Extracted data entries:
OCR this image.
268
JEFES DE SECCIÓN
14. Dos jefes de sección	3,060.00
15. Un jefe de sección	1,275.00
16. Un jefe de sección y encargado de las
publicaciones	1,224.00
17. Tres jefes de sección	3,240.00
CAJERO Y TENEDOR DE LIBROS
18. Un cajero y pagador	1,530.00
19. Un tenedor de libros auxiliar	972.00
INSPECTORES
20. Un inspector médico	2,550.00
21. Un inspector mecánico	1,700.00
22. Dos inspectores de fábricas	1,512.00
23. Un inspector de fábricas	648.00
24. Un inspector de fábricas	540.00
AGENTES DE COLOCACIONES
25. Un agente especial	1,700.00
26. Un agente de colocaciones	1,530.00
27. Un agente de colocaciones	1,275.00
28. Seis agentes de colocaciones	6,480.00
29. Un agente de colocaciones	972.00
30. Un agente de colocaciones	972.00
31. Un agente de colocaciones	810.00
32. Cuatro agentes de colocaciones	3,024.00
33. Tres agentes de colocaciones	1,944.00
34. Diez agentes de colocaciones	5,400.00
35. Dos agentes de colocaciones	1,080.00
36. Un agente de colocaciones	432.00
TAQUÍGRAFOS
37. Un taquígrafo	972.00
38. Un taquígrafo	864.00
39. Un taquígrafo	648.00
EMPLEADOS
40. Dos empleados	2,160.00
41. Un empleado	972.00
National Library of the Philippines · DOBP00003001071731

---

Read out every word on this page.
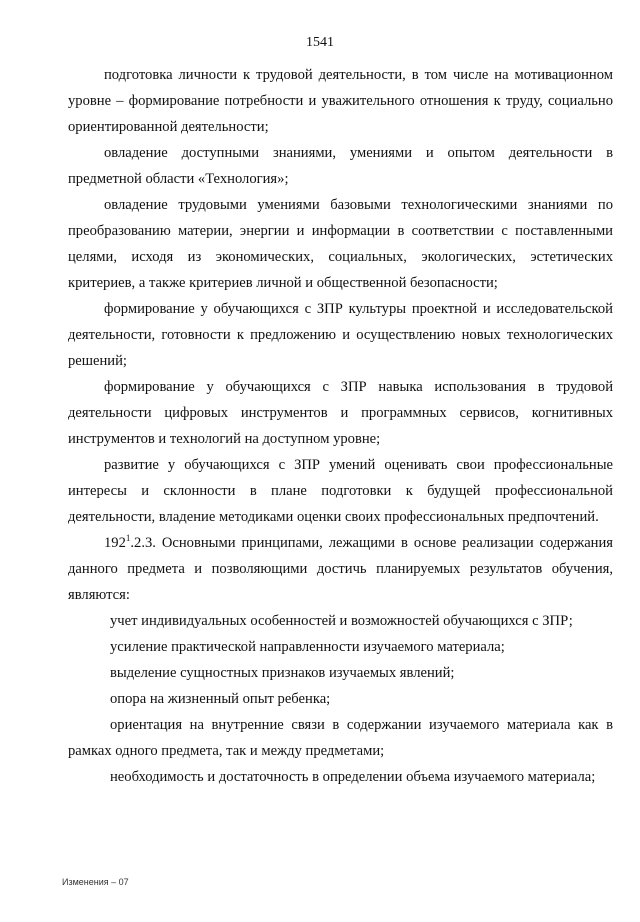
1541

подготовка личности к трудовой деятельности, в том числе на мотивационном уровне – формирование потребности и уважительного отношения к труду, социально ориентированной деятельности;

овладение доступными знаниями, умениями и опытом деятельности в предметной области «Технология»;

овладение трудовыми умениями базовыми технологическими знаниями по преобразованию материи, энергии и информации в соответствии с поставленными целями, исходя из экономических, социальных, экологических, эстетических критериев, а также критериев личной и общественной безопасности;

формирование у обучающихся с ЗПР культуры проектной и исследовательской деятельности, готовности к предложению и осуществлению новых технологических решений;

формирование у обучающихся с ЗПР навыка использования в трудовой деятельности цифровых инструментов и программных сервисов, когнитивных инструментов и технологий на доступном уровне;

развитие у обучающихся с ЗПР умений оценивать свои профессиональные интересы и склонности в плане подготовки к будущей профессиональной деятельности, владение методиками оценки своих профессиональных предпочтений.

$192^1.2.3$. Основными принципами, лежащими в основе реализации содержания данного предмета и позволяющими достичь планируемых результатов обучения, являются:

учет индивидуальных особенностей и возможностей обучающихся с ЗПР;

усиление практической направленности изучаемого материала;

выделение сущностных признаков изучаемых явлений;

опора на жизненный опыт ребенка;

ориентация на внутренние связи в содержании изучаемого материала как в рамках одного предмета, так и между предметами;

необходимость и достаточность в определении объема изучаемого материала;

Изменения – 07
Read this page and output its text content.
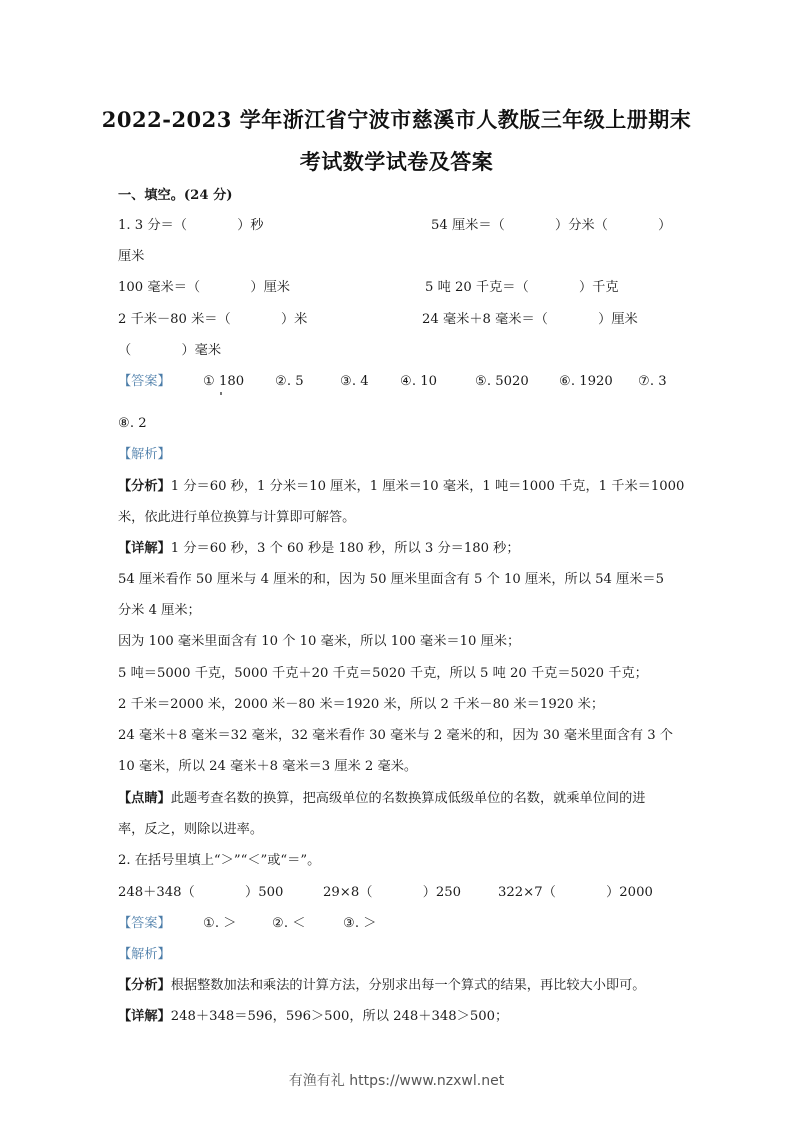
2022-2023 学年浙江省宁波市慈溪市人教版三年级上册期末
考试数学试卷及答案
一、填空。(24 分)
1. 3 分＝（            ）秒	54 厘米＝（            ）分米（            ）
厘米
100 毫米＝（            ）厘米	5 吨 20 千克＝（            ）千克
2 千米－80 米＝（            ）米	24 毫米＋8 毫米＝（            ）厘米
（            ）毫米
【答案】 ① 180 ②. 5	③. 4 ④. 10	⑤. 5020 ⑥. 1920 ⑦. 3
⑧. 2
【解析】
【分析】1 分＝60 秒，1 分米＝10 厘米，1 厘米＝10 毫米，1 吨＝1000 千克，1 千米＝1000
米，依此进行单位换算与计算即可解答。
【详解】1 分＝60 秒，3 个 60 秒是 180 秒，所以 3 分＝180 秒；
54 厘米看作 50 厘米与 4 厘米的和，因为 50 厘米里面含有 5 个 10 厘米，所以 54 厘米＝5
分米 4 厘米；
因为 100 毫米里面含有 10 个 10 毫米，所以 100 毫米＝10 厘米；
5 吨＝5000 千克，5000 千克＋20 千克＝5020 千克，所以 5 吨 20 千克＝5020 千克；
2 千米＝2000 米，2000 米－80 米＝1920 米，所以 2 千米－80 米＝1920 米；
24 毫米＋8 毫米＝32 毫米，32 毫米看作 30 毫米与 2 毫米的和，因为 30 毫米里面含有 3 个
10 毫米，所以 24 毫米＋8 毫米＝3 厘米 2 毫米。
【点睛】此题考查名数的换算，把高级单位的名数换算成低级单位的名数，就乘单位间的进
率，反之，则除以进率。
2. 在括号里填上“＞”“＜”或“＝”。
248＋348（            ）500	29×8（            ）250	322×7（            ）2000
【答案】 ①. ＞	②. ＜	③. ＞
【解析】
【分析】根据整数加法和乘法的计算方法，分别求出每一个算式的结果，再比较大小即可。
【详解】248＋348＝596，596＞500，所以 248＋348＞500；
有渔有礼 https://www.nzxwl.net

TASK DESCRIPTION: Only lines with "уровне" are wanted here; list each of them.

WRITTEN ANSWER:
подготовка личности к трудовой деятельности, в том числе на мотивационном уровне – формирование потребности и уважительного отношения к труду, социально ориентированной деятельности;
формирование у обучающихся с ЗПР навыка использования в трудовой деятельности цифровых инструментов и программных сервисов, когнитивных инструментов и технологий на доступном уровне;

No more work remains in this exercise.